§ TASK GOAL
Print out every record exactly as it appears.

Stored entries:
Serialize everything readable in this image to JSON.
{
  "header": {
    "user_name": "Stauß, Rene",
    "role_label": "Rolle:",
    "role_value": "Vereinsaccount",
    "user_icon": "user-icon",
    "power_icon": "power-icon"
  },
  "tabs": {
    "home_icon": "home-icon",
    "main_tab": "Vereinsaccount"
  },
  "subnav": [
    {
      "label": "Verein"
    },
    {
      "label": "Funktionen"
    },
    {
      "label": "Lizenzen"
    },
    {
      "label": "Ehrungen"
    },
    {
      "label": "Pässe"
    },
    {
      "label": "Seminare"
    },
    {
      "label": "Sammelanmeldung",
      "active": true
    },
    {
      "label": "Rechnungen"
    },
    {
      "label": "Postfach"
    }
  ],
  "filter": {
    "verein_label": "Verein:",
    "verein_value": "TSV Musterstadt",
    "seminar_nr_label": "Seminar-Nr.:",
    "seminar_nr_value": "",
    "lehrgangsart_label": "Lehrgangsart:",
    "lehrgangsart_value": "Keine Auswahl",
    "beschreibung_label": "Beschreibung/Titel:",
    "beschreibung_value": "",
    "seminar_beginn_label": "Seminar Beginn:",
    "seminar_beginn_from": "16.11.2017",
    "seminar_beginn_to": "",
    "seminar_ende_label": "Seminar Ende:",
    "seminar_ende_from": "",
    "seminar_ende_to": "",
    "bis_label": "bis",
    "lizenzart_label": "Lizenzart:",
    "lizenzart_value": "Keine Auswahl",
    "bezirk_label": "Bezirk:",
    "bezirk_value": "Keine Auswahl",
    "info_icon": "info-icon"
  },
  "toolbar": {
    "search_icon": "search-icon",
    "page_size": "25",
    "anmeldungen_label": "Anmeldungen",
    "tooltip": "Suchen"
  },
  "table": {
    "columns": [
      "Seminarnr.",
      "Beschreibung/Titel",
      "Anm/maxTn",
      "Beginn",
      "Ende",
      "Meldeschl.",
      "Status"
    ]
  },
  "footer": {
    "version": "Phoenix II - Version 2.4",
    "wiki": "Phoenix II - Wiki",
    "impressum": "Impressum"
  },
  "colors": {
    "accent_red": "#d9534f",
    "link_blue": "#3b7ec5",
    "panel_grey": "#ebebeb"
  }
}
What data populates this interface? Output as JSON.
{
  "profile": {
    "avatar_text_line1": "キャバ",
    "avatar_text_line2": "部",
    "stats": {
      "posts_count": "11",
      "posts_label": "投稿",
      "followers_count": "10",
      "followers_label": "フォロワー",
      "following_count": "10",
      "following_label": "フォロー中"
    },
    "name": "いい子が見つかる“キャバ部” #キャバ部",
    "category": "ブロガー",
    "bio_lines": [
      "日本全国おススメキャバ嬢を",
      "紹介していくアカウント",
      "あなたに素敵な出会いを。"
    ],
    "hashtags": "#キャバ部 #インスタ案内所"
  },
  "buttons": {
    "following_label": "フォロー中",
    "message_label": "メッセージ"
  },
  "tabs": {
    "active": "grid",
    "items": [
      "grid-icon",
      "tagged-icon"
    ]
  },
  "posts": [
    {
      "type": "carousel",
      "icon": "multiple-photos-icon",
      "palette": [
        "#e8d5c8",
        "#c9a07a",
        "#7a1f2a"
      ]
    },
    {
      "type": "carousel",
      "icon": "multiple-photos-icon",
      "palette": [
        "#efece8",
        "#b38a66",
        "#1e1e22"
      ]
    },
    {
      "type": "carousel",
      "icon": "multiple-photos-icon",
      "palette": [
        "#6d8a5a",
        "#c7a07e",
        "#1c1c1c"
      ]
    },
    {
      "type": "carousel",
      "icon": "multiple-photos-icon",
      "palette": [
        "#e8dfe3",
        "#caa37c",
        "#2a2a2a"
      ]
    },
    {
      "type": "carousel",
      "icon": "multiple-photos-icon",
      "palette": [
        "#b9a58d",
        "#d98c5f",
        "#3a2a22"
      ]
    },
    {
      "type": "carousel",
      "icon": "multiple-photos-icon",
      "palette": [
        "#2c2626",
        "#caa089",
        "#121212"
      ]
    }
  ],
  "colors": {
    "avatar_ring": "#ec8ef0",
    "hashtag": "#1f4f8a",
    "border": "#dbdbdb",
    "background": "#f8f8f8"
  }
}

§ FULL OUTPUT
Serialize everything readable in this image to JSON.
{
  "header": {
    "user_name": "Stauß, Rene",
    "role_label": "Rolle:",
    "role_value": "Vereinsaccount",
    "user_icon": "user-icon",
    "power_icon": "power-icon"
  },
  "tabs": {
    "home_icon": "home-icon",
    "main_tab": "Vereinsaccount"
  },
  "subnav": [
    {
      "label": "Verein"
    },
    {
      "label": "Funktionen"
    },
    {
      "label": "Lizenzen"
    },
    {
      "label": "Ehrungen"
    },
    {
      "label": "Pässe"
    },
    {
      "label": "Seminare"
    },
    {
      "label": "Sammelanmeldung",
      "active": true
    },
    {
      "label": "Rechnungen"
    },
    {
      "label": "Postfach"
    }
  ],
  "filter": {
    "verein_label": "Verein:",
    "verein_value": "TSV Musterstadt",
    "seminar_nr_label": "Seminar-Nr.:",
    "seminar_nr_value": "",
    "lehrgangsart_label": "Lehrgangsart:",
    "lehrgangsart_value": "Keine Auswahl",
    "beschreibung_label": "Beschreibung/Titel:",
    "beschreibung_value": "",
    "seminar_beginn_label": "Seminar Beginn:",
    "seminar_beginn_from": "16.11.2017",
    "seminar_beginn_to": "",
    "seminar_ende_label": "Seminar Ende:",
    "seminar_ende_from": "",
    "seminar_ende_to": "",
    "bis_label": "bis",
    "lizenzart_label": "Lizenzart:",
    "lizenzart_value": "Keine Auswahl",
    "bezirk_label": "Bezirk:",
    "bezirk_value": "Keine Auswahl",
    "info_icon": "info-icon"
  },
  "toolbar": {
    "search_icon": "search-icon",
    "page_size": "25",
    "anmeldungen_label": "Anmeldungen",
    "tooltip": "Suchen"
  },
  "table": {
    "columns": [
      "Seminarnr.",
      "Beschreibung/Titel",
      "Anm/maxTn",
      "Beginn",
      "Ende",
      "Meldeschl.",
      "Status"
    ]
  },
  "footer": {
    "version": "Phoenix II - Version 2.4",
    "wiki": "Phoenix II - Wiki",
    "impressum": "Impressum"
  },
  "colors": {
    "accent_red": "#d9534f",
    "link_blue": "#3b7ec5",
    "panel_grey": "#ebebeb"
  }
}
What data populates this interface? Output as JSON.
{
  "profile": {
    "avatar_text_line1": "キャバ",
    "avatar_text_line2": "部",
    "stats": {
      "posts_count": "11",
      "posts_label": "投稿",
      "followers_count": "10",
      "followers_label": "フォロワー",
      "following_count": "10",
      "following_label": "フォロー中"
    },
    "name": "いい子が見つかる“キャバ部” #キャバ部",
    "category": "ブロガー",
    "bio_lines": [
      "日本全国おススメキャバ嬢を",
      "紹介していくアカウント",
      "あなたに素敵な出会いを。"
    ],
    "hashtags": "#キャバ部 #インスタ案内所"
  },
  "buttons": {
    "following_label": "フォロー中",
    "message_label": "メッセージ"
  },
  "tabs": {
    "active": "grid",
    "items": [
      "grid-icon",
      "tagged-icon"
    ]
  },
  "posts": [
    {
      "type": "carousel",
      "icon": "multiple-photos-icon",
      "palette": [
        "#e8d5c8",
        "#c9a07a",
        "#7a1f2a"
      ]
    },
    {
      "type": "carousel",
      "icon": "multiple-photos-icon",
      "palette": [
        "#efece8",
        "#b38a66",
        "#1e1e22"
      ]
    },
    {
      "type": "carousel",
      "icon": "multiple-photos-icon",
      "palette": [
        "#6d8a5a",
        "#c7a07e",
        "#1c1c1c"
      ]
    },
    {
      "type": "carousel",
      "icon": "multiple-photos-icon",
      "palette": [
        "#e8dfe3",
        "#caa37c",
        "#2a2a2a"
      ]
    },
    {
      "type": "carousel",
      "icon": "multiple-photos-icon",
      "palette": [
        "#b9a58d",
        "#d98c5f",
        "#3a2a22"
      ]
    },
    {
      "type": "carousel",
      "icon": "multiple-photos-icon",
      "palette": [
        "#2c2626",
        "#caa089",
        "#121212"
      ]
    }
  ],
  "colors": {
    "avatar_ring": "#ec8ef0",
    "hashtag": "#1f4f8a",
    "border": "#dbdbdb",
    "background": "#f8f8f8"
  }
}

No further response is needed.